## Problem
The answer must consist of every line below that contains the word "CAPICE".

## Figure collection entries

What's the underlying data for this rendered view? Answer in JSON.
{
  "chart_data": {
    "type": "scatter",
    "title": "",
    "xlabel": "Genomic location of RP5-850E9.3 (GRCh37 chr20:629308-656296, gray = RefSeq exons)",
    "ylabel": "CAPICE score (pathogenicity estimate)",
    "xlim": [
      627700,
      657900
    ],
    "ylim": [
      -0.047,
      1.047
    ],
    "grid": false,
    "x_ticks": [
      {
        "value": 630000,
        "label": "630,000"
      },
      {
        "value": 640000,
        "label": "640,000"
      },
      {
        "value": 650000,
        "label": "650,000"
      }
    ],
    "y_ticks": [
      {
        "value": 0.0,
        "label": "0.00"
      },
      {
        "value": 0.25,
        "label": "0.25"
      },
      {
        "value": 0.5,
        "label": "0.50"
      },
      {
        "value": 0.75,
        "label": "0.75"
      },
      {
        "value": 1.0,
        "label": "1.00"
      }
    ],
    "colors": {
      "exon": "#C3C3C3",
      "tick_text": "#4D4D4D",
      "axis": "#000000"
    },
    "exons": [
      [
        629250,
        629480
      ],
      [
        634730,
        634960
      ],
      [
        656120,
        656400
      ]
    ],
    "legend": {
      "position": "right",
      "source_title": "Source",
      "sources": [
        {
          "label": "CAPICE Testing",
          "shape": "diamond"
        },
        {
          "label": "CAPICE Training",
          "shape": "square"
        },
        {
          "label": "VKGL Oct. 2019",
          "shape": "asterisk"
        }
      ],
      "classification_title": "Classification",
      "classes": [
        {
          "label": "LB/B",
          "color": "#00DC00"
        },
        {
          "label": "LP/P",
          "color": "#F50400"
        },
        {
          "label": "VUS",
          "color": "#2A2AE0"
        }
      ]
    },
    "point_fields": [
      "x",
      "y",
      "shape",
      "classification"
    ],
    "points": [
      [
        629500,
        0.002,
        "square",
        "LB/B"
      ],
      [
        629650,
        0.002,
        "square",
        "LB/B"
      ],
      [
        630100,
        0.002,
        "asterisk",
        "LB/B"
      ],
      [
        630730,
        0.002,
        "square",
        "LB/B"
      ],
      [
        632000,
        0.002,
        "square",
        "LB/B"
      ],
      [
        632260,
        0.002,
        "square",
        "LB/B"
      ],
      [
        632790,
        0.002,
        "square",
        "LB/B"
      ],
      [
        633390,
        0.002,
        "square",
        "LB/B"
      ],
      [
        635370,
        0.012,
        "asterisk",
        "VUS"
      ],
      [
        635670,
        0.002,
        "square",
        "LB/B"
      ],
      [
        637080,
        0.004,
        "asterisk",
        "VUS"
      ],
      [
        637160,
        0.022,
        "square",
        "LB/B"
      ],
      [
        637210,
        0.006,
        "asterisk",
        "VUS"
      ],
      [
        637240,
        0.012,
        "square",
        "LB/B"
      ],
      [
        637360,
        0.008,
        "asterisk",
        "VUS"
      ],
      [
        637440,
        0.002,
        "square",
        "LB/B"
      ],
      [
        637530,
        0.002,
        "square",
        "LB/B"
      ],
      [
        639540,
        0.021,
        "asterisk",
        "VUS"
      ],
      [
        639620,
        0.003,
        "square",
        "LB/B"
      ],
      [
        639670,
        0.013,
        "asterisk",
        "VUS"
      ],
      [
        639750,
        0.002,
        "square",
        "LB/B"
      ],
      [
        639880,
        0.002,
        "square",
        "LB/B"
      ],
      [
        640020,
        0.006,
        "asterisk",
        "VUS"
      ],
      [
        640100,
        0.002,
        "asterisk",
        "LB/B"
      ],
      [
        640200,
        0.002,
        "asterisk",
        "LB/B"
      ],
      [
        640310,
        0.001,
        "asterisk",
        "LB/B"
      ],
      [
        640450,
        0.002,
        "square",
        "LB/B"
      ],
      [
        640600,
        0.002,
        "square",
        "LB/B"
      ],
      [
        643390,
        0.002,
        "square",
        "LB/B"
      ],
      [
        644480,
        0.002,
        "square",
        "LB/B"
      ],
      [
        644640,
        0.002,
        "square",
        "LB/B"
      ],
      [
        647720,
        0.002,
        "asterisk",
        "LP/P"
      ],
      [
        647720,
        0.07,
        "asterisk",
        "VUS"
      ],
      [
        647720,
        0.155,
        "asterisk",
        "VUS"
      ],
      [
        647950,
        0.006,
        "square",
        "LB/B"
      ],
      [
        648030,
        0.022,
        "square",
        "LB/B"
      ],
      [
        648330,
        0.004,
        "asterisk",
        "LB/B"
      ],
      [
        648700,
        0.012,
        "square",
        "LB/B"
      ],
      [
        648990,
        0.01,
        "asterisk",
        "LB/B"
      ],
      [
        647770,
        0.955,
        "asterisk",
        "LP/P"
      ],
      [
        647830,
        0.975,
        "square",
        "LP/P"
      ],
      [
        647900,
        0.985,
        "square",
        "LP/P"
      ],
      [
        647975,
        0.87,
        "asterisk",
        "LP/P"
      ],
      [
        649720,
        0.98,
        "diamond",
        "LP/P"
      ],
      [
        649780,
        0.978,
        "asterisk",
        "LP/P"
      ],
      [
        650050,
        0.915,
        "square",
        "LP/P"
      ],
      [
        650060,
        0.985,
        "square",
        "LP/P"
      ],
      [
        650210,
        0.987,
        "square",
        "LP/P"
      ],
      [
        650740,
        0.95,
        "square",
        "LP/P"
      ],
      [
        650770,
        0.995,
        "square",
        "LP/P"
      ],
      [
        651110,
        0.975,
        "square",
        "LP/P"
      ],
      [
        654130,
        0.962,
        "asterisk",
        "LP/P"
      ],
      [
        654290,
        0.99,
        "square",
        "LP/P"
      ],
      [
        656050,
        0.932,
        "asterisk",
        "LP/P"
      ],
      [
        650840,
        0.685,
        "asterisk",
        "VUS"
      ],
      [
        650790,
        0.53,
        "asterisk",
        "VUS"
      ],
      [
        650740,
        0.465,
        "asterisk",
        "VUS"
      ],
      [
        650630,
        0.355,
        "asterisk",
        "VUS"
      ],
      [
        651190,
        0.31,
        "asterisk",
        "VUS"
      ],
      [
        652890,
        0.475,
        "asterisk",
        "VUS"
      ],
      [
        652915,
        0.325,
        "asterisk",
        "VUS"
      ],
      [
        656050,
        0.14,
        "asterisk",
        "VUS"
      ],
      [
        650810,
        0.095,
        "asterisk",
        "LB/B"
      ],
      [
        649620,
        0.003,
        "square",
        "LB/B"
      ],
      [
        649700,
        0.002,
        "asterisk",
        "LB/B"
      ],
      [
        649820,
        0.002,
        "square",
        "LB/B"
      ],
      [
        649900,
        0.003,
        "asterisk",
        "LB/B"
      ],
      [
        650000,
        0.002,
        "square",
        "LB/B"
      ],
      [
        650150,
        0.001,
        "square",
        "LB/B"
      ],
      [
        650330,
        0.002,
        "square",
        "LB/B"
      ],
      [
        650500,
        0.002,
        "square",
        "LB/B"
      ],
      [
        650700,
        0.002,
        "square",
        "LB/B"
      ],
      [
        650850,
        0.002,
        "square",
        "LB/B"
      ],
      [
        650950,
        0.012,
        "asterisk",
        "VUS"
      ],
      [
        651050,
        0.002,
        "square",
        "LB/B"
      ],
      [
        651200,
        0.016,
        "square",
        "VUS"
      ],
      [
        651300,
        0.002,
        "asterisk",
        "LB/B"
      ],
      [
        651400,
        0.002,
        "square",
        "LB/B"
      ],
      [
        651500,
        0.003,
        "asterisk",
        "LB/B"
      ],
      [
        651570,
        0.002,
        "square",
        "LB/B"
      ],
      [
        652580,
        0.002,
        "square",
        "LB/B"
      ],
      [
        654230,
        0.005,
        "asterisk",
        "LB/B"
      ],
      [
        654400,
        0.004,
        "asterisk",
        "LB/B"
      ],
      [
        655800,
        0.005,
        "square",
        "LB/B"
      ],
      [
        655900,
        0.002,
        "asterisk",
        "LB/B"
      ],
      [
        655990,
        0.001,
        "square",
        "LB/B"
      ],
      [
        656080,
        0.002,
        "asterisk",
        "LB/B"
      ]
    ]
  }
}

## Finished task
    "ylabel": "CAPICE score (pathogenicity estimate)",
          "label": "CAPICE Testing",
          "label": "CAPICE Training",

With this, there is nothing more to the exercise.